** REQUIREMENT **
Your answer should be a single number, the count of lines in the material with the string "EXTREMELY".

** DATA IN THIS EXERCISE **
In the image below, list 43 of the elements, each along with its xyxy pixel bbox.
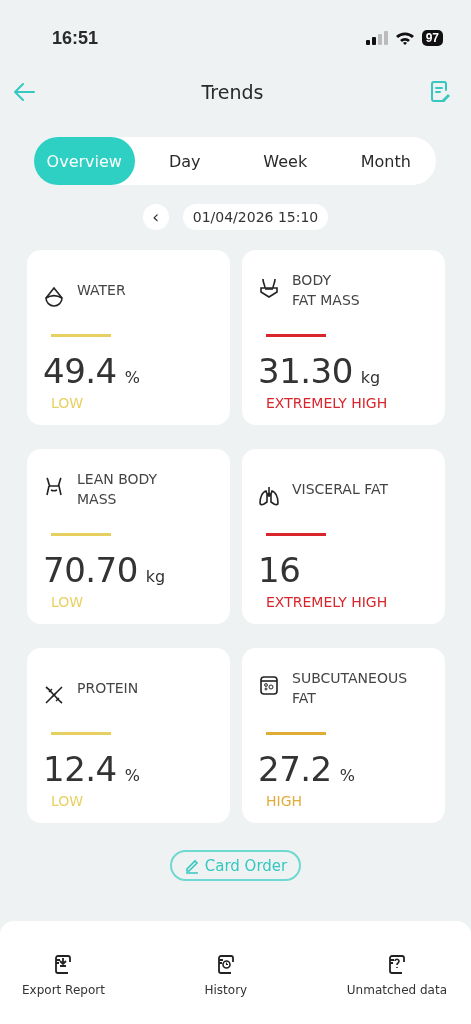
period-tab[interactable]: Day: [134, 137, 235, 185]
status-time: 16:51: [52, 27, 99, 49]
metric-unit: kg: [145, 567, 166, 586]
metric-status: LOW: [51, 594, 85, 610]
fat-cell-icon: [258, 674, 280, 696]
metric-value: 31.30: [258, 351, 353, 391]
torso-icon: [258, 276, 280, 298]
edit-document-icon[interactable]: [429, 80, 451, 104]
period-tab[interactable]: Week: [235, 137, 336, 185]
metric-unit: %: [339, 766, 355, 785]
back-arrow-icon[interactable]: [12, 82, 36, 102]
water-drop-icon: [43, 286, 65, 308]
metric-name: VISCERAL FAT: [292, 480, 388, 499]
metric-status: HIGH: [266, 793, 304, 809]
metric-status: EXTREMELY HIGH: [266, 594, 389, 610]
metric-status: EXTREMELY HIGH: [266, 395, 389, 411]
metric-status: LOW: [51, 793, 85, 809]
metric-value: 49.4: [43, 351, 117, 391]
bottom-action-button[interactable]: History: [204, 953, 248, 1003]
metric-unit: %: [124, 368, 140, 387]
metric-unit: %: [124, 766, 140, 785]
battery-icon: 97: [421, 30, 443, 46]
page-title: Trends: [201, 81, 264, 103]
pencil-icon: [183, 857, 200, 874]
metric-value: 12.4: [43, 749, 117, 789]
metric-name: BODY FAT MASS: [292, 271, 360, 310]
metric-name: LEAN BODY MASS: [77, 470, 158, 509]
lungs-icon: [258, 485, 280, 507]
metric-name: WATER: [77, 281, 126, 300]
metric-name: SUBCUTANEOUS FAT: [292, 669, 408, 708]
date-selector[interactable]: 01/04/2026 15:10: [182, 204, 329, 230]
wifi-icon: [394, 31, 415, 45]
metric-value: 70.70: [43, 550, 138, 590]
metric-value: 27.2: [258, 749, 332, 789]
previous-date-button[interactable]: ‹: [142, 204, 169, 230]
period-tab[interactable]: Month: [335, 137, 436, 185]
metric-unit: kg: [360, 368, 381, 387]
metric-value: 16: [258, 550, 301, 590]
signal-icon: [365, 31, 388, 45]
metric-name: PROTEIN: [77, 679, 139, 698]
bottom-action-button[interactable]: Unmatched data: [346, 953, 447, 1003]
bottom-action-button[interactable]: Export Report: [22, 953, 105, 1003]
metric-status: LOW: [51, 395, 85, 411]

** TASK ANSWER **
2